DATA FOR THIS EXERCISE:
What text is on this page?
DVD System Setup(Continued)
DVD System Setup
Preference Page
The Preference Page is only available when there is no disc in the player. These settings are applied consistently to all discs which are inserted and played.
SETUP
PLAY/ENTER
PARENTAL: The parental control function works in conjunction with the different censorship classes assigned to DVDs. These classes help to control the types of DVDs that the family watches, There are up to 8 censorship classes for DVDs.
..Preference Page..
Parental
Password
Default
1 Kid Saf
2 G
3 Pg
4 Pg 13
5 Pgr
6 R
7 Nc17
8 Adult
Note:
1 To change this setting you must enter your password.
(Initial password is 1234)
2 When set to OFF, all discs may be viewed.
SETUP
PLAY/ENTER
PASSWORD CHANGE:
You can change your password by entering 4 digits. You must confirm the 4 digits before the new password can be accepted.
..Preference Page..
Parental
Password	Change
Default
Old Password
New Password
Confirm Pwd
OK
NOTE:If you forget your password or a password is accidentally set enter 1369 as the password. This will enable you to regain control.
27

EXERCISE TASK: Quote all the records exactly, please, leaving none out.

EXERCISE OUTPUT:
What text is on this page?
DVD System Setup(Continued)
DVD System Setup
Preference Page
The Preference Page is only available when there is no disc in the player. These settings are applied consistently to all discs which are inserted and played.
SETUP
PLAY/ENTER
PARENTAL: The parental control function works in conjunction with the different censorship classes assigned to DVDs. These classes help to control the types of DVDs that the family watches, There are up to 8 censorship classes for DVDs.
..Preference Page..
Parental
Password
Default
1 Kid Saf
2 G
3 Pg
4 Pg 13
5 Pgr
6 R
7 Nc17
8 Adult
Note:
1 To change this setting you must enter your password.
(Initial password is 1234)
2 When set to OFF, all discs may be viewed.
SETUP
PLAY/ENTER
PASSWORD CHANGE:
You can change your password by entering 4 digits. You must confirm the 4 digits before the new password can be accepted.
..Preference Page..
Parental
Password	Change
Default
Old Password
New Password
Confirm Pwd
OK
NOTE:If you forget your password or a password is accidentally set enter 1369 as the password. This will enable you to regain control.
27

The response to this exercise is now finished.